* begin Dataset extract *

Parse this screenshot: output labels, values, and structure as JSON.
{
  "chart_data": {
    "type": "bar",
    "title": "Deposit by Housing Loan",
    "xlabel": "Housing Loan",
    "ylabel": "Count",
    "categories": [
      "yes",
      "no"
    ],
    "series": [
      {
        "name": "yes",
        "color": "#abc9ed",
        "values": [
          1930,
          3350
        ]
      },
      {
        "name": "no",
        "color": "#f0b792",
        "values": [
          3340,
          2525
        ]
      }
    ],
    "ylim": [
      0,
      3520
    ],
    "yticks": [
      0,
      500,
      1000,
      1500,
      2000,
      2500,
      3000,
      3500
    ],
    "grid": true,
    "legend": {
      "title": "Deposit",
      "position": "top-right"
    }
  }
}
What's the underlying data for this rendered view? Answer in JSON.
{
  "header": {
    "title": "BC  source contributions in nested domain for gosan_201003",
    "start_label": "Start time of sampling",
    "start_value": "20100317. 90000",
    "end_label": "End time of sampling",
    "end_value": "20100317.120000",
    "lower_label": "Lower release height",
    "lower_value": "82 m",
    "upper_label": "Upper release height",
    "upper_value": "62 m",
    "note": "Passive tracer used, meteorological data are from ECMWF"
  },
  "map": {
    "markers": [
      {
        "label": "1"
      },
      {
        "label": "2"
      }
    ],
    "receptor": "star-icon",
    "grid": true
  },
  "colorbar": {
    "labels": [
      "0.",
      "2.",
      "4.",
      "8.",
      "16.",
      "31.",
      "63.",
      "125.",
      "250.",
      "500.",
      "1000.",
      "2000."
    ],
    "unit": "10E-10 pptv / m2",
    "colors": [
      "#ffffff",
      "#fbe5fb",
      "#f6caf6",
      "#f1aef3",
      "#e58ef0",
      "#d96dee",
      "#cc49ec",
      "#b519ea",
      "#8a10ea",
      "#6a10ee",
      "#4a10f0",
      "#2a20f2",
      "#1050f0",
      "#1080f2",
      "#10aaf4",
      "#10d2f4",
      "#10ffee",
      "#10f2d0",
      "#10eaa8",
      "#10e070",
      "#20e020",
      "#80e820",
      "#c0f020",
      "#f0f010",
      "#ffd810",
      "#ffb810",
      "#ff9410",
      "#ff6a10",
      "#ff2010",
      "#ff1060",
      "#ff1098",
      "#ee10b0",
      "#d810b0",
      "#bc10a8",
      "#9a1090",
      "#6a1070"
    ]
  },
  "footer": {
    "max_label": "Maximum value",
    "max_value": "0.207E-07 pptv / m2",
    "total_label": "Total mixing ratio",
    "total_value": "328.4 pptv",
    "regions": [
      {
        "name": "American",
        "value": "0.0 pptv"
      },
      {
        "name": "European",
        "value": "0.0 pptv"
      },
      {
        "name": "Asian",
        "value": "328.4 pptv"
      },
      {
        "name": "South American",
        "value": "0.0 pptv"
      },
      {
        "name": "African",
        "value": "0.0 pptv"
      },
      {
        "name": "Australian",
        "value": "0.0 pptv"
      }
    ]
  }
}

* end Dataset extract *

→ **To do**: Check each line of the records above for the string "JSON", and report every line that has it.

→ **Solution below**:
Parse this screenshot: output labels, values, and structure as JSON.
What's the underlying data for this rendered view? Answer in JSON.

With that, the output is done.